__INSTRUCTION__
Filter the entries and keep only the lines where the string "Global" appears.

__EXCERPTED DATA__
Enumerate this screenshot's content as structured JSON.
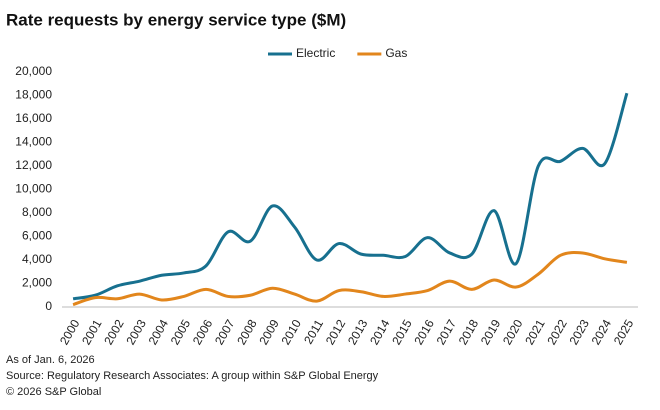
{
  "chart_data": {
    "type": "line",
    "title": "Rate requests by energy service type ($M)",
    "categories": [
      "2000",
      "2001",
      "2002",
      "2003",
      "2004",
      "2005",
      "2006",
      "2007",
      "2008",
      "2009",
      "2010",
      "2011",
      "2012",
      "2013",
      "2014",
      "2015",
      "2016",
      "2017",
      "2018",
      "2019",
      "2020",
      "2021",
      "2022",
      "2023",
      "2024",
      "2025"
    ],
    "series": [
      {
        "name": "Electric",
        "color": "#17708f",
        "values": [
          700,
          1000,
          1800,
          2200,
          2700,
          2900,
          3500,
          6400,
          5600,
          8600,
          6800,
          4000,
          5400,
          4500,
          4400,
          4300,
          5900,
          4600,
          4500,
          8200,
          3700,
          12000,
          12400,
          13500,
          12200,
          18200
        ]
      },
      {
        "name": "Gas",
        "color": "#e2861c",
        "values": [
          200,
          800,
          700,
          1100,
          600,
          900,
          1500,
          900,
          1000,
          1600,
          1100,
          500,
          1400,
          1300,
          900,
          1100,
          1400,
          2200,
          1500,
          2300,
          1700,
          2800,
          4400,
          4600,
          4100,
          3800
        ]
      }
    ],
    "ylim": [
      0,
      20000
    ],
    "yticks": [
      0,
      {
        "value": 2000,
        "label": "2,000"
      },
      {
        "value": 4000,
        "label": "4,000"
      },
      {
        "value": 6000,
        "label": "6,000"
      },
      {
        "value": 8000,
        "label": "8,000"
      },
      {
        "value": 10000,
        "label": "10,000"
      },
      {
        "value": 12000,
        "label": "12,000"
      },
      {
        "value": 14000,
        "label": "14,000"
      },
      {
        "value": 16000,
        "label": "16,000"
      },
      {
        "value": 18000,
        "label": "18,000"
      },
      {
        "value": 20000,
        "label": "20,000"
      }
    ],
    "grid": false,
    "legend": "top",
    "notes": [
      "As of Jan. 6, 2026",
      "Source: Regulatory Research Associates: A group within S&P Global Energy",
      "© 2026 S&P Global"
    ]
  }
}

__RESULT OF THIS TASK__
      "Source: Regulatory Research Associates: A group within S&P Global Energy",
      "© 2026 S&P Global"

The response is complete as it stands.